• _WRITTEN INSTRUCTION_
Each line containing the word "from" should be found and copied.

• _DATASET EXTRACT_

•••••

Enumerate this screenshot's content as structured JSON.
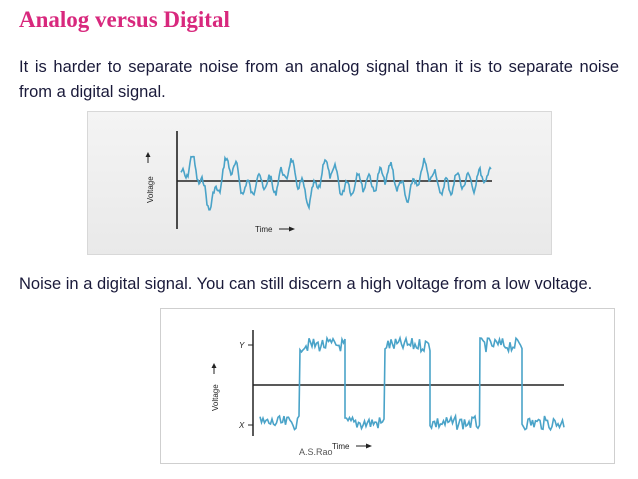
{
  "slide": {
    "title": "Analog versus Digital",
    "paragraph1": "It is harder to separate noise from an analog signal than it is to separate noise from a digital signal.",
    "paragraph2": "Noise in a digital signal.  You can still discern a high voltage from a low voltage.",
    "credit": "A.S.Rao"
  },
  "figure_analog": {
    "ylabel": "Voltage",
    "xlabel": "Time"
  },
  "figure_digital": {
    "ylabel": "Voltage",
    "xlabel": "Time",
    "y_high_label": "Y",
    "x_low_label": "X"
  },
  "colors": {
    "title": "#d8287d",
    "text": "#1a1a3a",
    "signal": "#4aa3c8",
    "axis": "#222222"
  }
}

•••••

• _TASK OUTPUT_
    "paragraph1": "It is harder to separate noise from an analog signal than it is to separate noise from a digital signal.",
    "paragraph2": "Noise in a digital signal.  You can still discern a high voltage from a low voltage.",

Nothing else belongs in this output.